WHAT YOU WILL DO:
Collect each line of the records containing the string "created".

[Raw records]
###
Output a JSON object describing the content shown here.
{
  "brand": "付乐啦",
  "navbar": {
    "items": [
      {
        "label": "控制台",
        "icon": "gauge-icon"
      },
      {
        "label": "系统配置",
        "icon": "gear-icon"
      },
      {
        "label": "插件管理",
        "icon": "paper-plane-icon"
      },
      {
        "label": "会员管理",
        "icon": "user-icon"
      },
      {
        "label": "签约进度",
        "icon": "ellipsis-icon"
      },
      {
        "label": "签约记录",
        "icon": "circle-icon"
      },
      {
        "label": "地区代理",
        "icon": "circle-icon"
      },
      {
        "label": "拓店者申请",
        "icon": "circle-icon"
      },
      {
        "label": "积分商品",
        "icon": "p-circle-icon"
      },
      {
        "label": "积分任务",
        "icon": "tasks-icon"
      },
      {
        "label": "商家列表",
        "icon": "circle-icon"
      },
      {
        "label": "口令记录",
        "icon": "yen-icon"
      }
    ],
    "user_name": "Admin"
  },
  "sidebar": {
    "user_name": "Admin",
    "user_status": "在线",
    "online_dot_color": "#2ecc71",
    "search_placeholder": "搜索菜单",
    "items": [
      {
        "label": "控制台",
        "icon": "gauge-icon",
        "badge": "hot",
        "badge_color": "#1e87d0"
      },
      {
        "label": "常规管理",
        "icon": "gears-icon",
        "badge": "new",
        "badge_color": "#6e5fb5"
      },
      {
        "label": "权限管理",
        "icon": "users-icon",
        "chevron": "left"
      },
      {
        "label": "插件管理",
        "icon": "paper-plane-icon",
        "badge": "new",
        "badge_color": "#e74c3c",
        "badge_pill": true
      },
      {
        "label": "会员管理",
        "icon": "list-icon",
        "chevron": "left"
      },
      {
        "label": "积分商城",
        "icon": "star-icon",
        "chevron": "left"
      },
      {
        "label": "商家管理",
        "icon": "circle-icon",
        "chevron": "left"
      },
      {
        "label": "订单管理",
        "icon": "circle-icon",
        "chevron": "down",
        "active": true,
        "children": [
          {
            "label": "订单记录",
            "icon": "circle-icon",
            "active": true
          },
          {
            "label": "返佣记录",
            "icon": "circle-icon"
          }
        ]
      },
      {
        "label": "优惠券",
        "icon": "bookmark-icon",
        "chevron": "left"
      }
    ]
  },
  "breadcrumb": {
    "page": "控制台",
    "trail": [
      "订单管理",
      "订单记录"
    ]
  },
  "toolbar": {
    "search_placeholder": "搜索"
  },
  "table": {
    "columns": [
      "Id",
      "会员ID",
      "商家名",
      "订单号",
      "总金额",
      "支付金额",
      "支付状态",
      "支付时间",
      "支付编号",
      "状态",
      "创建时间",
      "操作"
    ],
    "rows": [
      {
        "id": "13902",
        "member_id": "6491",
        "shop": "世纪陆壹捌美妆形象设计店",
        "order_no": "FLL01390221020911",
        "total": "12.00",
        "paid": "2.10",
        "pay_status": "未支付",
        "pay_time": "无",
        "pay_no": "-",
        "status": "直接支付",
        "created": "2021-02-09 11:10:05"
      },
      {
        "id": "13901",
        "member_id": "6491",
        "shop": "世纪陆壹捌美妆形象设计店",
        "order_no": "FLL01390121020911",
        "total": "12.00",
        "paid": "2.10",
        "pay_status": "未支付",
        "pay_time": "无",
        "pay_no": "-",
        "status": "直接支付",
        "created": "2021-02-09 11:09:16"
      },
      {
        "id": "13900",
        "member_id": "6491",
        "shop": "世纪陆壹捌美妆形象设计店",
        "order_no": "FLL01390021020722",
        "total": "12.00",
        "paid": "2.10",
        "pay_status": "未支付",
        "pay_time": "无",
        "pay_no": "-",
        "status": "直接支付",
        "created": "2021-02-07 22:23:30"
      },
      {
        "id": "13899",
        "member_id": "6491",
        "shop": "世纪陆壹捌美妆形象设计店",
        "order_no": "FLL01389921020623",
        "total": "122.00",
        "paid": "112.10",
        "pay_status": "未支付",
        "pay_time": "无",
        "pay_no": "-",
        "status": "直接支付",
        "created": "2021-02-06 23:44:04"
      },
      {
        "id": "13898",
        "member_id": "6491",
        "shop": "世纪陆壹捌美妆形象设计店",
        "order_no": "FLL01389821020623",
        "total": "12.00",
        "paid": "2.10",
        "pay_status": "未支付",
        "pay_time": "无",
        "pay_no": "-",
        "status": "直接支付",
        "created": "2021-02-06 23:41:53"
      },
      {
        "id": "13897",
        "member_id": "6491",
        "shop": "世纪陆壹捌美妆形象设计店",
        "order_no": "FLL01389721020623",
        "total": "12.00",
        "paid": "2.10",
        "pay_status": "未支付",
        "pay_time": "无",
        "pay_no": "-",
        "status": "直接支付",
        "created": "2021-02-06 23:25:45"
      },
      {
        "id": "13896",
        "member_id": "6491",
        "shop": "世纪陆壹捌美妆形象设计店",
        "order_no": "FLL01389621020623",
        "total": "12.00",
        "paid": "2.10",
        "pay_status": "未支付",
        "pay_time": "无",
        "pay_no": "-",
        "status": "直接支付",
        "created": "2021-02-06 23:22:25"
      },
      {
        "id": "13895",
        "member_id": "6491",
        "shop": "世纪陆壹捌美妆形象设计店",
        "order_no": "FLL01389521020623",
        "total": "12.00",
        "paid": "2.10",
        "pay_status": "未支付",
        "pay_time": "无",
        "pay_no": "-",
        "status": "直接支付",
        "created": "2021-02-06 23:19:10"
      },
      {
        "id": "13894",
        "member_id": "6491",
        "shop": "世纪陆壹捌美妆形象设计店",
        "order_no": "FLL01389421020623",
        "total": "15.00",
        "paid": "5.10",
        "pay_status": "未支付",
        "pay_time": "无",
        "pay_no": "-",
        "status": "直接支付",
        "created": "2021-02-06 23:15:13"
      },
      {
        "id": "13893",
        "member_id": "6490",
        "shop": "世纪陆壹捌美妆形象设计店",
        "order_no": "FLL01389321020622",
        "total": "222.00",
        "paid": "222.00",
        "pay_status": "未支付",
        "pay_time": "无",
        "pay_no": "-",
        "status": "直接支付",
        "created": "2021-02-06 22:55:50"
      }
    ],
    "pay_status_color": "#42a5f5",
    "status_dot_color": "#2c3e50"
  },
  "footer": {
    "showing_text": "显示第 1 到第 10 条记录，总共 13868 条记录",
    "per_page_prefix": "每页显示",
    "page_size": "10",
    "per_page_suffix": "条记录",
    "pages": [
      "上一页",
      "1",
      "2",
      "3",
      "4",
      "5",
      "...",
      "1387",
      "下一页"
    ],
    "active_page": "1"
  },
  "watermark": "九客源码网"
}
###
RESULT:
        "created": "2021-02-09 11:10:05"
        "created": "2021-02-09 11:09:16"
        "created": "2021-02-07 22:23:30"
        "created": "2021-02-06 23:44:04"
        "created": "2021-02-06 23:41:53"
        "created": "2021-02-06 23:25:45"
        "created": "2021-02-06 23:22:25"
        "created": "2021-02-06 23:19:10"
        "created": "2021-02-06 23:15:13"
        "created": "2021-02-06 22:55:50"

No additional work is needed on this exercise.